** Written instruction **
Below is the data. Give it again, complete and exact.

(Dataset records)
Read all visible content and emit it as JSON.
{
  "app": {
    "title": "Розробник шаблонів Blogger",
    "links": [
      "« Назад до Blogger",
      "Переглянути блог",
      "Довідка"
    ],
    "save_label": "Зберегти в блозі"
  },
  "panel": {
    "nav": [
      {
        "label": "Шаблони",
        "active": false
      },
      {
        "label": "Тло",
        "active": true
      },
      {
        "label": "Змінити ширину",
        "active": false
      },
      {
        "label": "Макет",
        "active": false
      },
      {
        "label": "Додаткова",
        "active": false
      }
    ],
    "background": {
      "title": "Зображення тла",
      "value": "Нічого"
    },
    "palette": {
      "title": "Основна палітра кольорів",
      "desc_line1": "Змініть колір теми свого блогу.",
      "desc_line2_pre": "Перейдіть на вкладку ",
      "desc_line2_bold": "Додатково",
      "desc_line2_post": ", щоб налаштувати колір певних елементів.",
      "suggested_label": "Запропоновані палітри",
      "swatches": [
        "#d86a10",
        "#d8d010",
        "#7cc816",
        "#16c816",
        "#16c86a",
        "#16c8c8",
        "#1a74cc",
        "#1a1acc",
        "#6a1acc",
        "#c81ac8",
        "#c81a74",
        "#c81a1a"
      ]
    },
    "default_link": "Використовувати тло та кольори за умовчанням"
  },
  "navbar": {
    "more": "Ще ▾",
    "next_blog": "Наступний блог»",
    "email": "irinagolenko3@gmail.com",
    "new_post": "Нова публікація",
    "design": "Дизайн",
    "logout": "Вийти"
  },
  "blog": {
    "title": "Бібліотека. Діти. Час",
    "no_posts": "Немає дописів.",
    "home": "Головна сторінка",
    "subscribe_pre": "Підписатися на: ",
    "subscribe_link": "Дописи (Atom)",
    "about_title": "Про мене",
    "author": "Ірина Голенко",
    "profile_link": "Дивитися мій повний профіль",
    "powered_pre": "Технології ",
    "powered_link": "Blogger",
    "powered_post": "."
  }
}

** Solution **
Read all visible content and emit it as JSON.
{
  "app": {
    "title": "Розробник шаблонів Blogger",
    "links": [
      "« Назад до Blogger",
      "Переглянути блог",
      "Довідка"
    ],
    "save_label": "Зберегти в блозі"
  },
  "panel": {
    "nav": [
      {
        "label": "Шаблони",
        "active": false
      },
      {
        "label": "Тло",
        "active": true
      },
      {
        "label": "Змінити ширину",
        "active": false
      },
      {
        "label": "Макет",
        "active": false
      },
      {
        "label": "Додаткова",
        "active": false
      }
    ],
    "background": {
      "title": "Зображення тла",
      "value": "Нічого"
    },
    "palette": {
      "title": "Основна палітра кольорів",
      "desc_line1": "Змініть колір теми свого блогу.",
      "desc_line2_pre": "Перейдіть на вкладку ",
      "desc_line2_bold": "Додатково",
      "desc_line2_post": ", щоб налаштувати колір певних елементів.",
      "suggested_label": "Запропоновані палітри",
      "swatches": [
        "#d86a10",
        "#d8d010",
        "#7cc816",
        "#16c816",
        "#16c86a",
        "#16c8c8",
        "#1a74cc",
        "#1a1acc",
        "#6a1acc",
        "#c81ac8",
        "#c81a74",
        "#c81a1a"
      ]
    },
    "default_link": "Використовувати тло та кольори за умовчанням"
  },
  "navbar": {
    "more": "Ще ▾",
    "next_blog": "Наступний блог»",
    "email": "irinagolenko3@gmail.com",
    "new_post": "Нова публікація",
    "design": "Дизайн",
    "logout": "Вийти"
  },
  "blog": {
    "title": "Бібліотека. Діти. Час",
    "no_posts": "Немає дописів.",
    "home": "Головна сторінка",
    "subscribe_pre": "Підписатися на: ",
    "subscribe_link": "Дописи (Atom)",
    "about_title": "Про мене",
    "author": "Ірина Голенко",
    "profile_link": "Дивитися мій повний профіль",
    "powered_pre": "Технології ",
    "powered_link": "Blogger",
    "powered_post": "."
  }
}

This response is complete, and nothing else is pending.